Saved data entries:

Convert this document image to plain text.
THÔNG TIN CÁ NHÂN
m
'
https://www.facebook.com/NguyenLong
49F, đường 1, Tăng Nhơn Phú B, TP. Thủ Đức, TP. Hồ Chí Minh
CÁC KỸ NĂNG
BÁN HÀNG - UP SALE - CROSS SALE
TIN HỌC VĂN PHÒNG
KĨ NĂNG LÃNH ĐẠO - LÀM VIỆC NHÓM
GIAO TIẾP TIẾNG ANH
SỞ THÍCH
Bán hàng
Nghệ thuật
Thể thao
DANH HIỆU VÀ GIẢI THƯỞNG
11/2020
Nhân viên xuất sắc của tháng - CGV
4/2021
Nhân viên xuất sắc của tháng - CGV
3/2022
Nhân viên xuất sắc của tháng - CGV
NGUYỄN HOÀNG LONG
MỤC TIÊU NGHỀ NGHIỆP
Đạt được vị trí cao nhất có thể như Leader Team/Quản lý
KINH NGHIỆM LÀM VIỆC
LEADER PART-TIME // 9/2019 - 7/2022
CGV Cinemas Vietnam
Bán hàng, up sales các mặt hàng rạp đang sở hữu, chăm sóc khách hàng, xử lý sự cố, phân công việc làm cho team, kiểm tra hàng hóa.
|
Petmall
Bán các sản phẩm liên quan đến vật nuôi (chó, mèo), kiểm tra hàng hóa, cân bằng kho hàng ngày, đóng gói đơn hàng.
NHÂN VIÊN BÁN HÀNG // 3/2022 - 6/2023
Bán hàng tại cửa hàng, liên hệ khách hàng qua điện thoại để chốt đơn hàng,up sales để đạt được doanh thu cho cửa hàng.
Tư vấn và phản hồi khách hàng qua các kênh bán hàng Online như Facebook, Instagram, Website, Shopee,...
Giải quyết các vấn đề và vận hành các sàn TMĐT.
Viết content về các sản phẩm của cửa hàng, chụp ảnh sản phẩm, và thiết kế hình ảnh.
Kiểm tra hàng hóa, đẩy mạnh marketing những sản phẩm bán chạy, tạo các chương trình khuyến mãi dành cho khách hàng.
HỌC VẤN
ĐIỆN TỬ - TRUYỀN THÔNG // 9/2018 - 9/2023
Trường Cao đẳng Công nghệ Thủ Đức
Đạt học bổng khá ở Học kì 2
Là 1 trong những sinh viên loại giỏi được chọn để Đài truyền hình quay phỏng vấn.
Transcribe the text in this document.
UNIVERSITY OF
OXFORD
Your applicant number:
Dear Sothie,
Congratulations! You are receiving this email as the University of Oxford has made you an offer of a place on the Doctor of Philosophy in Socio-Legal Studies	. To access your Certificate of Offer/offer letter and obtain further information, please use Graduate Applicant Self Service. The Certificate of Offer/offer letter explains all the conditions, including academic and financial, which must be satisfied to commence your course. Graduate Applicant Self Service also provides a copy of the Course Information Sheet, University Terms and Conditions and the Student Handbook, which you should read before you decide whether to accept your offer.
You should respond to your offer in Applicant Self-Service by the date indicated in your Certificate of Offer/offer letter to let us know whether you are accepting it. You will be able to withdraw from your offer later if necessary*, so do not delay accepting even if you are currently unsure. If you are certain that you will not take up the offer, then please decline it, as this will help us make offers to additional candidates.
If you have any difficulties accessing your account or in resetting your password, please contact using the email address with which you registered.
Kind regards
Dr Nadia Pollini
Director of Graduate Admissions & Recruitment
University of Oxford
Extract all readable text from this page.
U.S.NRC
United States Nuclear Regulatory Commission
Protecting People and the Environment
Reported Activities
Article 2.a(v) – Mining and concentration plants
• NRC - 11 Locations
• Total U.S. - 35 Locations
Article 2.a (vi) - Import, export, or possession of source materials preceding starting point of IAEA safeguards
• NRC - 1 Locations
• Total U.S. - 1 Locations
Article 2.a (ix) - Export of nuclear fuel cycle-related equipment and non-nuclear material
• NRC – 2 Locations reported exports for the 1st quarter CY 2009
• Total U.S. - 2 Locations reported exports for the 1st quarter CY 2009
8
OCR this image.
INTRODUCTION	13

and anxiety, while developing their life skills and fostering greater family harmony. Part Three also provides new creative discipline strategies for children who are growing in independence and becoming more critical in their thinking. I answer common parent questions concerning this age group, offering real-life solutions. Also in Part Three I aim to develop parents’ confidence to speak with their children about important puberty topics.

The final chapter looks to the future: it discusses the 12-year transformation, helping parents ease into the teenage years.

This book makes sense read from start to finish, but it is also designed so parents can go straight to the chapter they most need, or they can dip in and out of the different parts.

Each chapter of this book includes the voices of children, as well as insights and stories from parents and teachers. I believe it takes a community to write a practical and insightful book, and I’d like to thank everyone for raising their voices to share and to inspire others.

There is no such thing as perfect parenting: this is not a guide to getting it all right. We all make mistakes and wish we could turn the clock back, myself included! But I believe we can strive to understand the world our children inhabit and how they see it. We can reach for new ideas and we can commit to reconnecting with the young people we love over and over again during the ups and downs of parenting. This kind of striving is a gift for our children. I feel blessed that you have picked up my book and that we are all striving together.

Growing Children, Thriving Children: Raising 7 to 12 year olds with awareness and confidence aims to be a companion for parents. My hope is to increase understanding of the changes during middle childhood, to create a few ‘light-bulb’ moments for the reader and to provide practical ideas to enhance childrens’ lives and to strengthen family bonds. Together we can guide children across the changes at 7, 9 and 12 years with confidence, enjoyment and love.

**TASK BRIEF:** The word "Locations" may turn up on some lines of these records; say how many, with no other words.

**SOLVED PROBLEM:** 6